### Goal
Search the material for the string "floating", then return every line where it is found.

### Record list

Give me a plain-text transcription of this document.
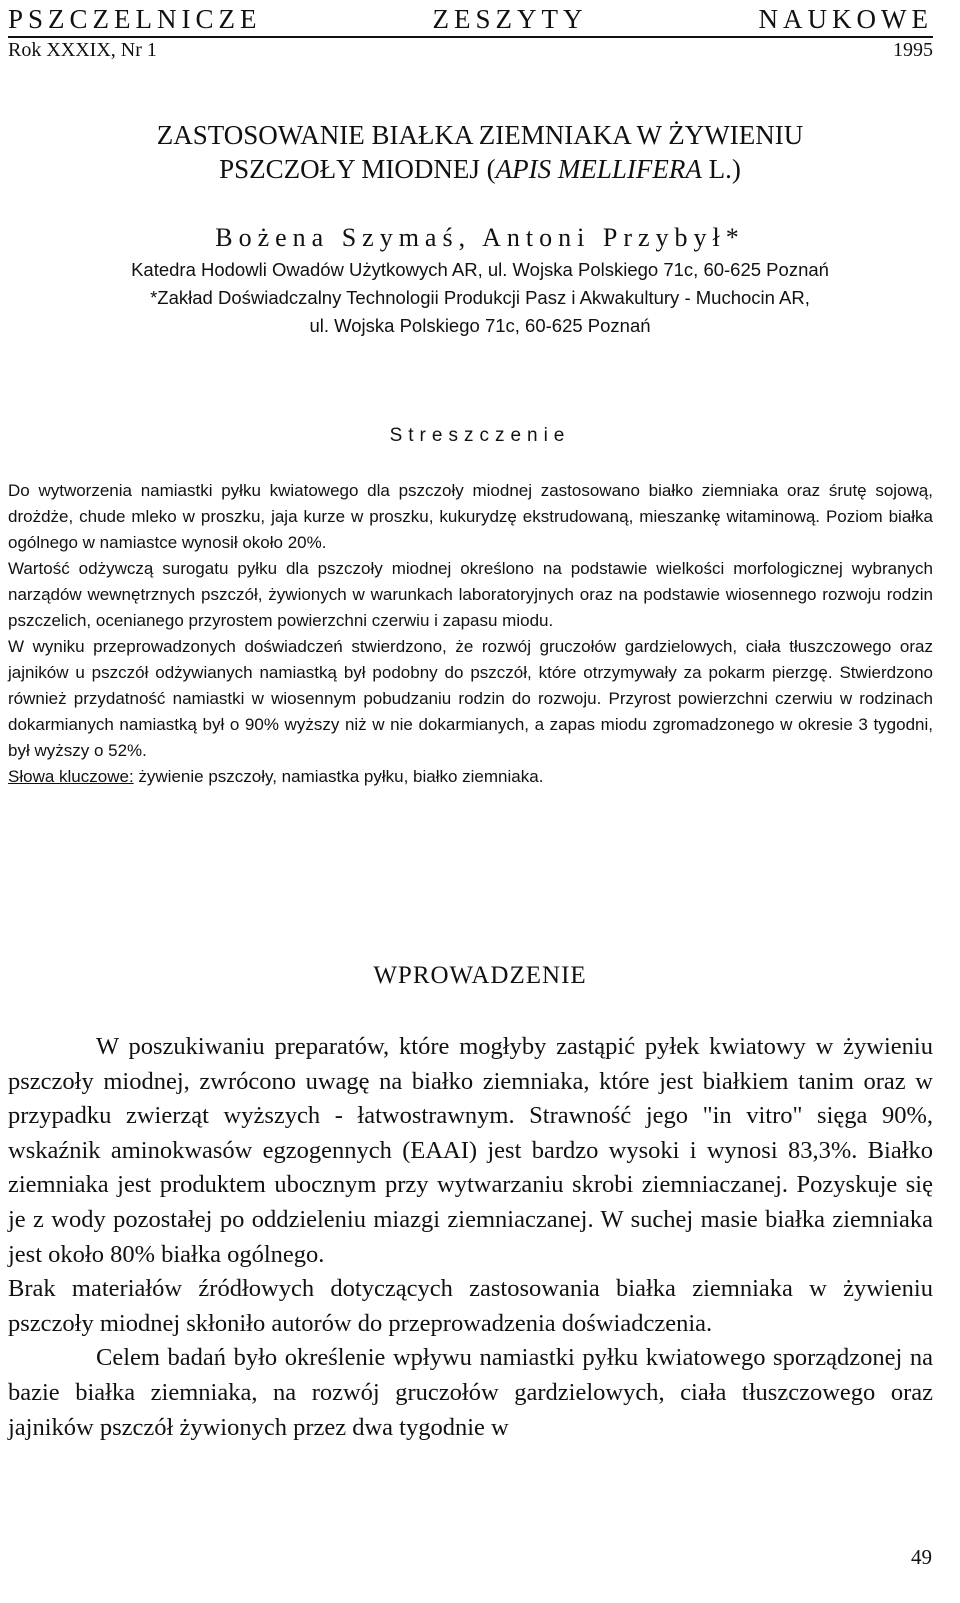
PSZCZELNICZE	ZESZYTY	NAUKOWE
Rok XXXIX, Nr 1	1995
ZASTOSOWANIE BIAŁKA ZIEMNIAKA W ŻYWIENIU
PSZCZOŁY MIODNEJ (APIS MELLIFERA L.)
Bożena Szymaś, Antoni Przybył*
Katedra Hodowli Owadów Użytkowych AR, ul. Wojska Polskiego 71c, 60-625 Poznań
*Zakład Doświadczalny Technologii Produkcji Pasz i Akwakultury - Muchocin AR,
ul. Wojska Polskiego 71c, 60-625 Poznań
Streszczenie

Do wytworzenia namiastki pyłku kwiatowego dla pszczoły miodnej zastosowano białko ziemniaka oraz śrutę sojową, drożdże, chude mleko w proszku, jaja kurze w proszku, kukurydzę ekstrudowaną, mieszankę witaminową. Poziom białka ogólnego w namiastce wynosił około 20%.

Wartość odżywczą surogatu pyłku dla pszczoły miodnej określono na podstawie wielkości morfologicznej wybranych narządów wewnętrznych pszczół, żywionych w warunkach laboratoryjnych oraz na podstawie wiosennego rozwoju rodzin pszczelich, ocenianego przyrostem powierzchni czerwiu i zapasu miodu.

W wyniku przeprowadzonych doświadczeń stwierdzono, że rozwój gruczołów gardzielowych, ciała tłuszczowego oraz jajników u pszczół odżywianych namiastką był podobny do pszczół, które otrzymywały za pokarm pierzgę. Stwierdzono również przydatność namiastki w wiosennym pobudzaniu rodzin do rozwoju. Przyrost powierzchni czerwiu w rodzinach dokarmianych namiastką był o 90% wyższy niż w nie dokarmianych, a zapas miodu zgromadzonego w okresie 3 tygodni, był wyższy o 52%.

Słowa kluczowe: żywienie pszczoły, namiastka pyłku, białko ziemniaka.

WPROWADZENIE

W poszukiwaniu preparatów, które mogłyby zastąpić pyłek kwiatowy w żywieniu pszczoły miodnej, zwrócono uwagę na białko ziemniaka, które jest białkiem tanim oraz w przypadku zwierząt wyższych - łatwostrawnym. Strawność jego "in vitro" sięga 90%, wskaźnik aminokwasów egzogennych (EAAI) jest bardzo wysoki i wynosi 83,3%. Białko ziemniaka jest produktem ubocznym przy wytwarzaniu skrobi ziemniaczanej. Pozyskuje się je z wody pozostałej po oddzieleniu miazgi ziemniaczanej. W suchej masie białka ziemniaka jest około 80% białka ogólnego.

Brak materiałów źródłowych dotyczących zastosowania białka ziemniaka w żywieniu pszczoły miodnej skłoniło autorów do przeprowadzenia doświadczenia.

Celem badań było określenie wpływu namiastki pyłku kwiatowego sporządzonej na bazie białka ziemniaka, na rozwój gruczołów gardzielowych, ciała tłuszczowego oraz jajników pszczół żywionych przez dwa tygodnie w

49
---
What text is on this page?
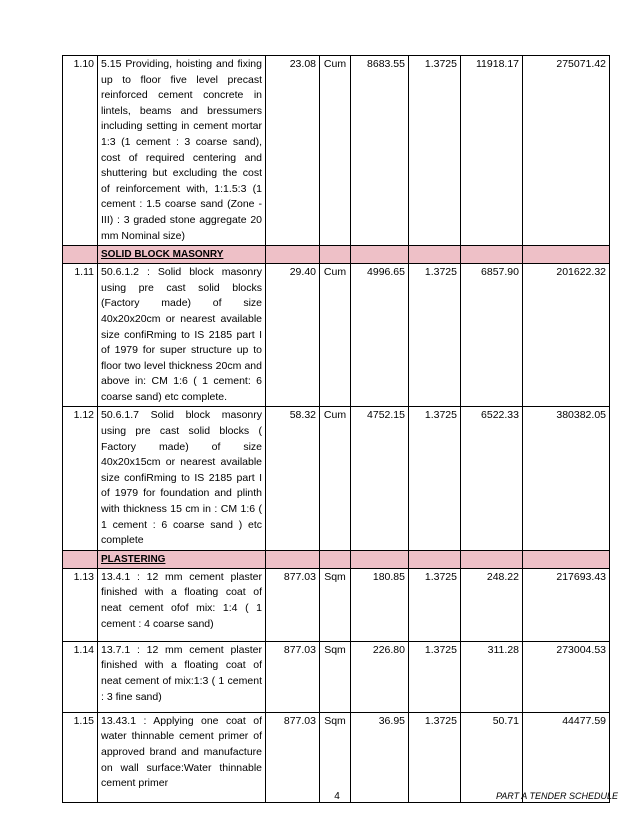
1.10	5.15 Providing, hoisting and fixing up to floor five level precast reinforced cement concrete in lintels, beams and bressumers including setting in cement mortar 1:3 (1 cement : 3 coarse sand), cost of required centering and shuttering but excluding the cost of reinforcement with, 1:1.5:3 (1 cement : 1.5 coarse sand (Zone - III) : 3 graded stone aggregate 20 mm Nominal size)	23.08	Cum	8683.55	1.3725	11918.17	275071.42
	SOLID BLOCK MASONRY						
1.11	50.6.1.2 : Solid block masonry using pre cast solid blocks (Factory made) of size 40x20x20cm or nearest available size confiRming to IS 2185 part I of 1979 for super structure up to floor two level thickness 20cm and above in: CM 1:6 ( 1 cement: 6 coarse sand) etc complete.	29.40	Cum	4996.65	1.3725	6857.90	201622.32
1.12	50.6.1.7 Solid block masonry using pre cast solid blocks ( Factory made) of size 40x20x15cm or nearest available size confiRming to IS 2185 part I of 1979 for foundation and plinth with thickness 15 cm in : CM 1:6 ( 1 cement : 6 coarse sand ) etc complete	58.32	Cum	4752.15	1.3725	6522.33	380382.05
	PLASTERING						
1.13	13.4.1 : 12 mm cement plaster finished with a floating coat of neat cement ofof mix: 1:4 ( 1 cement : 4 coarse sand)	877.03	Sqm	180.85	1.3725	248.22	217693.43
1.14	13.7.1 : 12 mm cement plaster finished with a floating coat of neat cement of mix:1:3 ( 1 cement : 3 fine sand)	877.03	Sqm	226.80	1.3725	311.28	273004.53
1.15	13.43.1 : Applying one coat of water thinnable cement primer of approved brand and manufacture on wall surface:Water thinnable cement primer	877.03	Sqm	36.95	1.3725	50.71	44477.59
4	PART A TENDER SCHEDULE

### Solution below
1.13	13.4.1 : 12 mm cement plaster finished with a floating coat of neat cement ofof mix: 1:4 ( 1 cement : 4 coarse sand)	877.03	Sqm	180.85	1.3725	248.22	217693.43
1.14	13.7.1 : 12 mm cement plaster finished with a floating coat of neat cement of mix:1:3 ( 1 cement : 3 fine sand)	877.03	Sqm	226.80	1.3725	311.28	273004.53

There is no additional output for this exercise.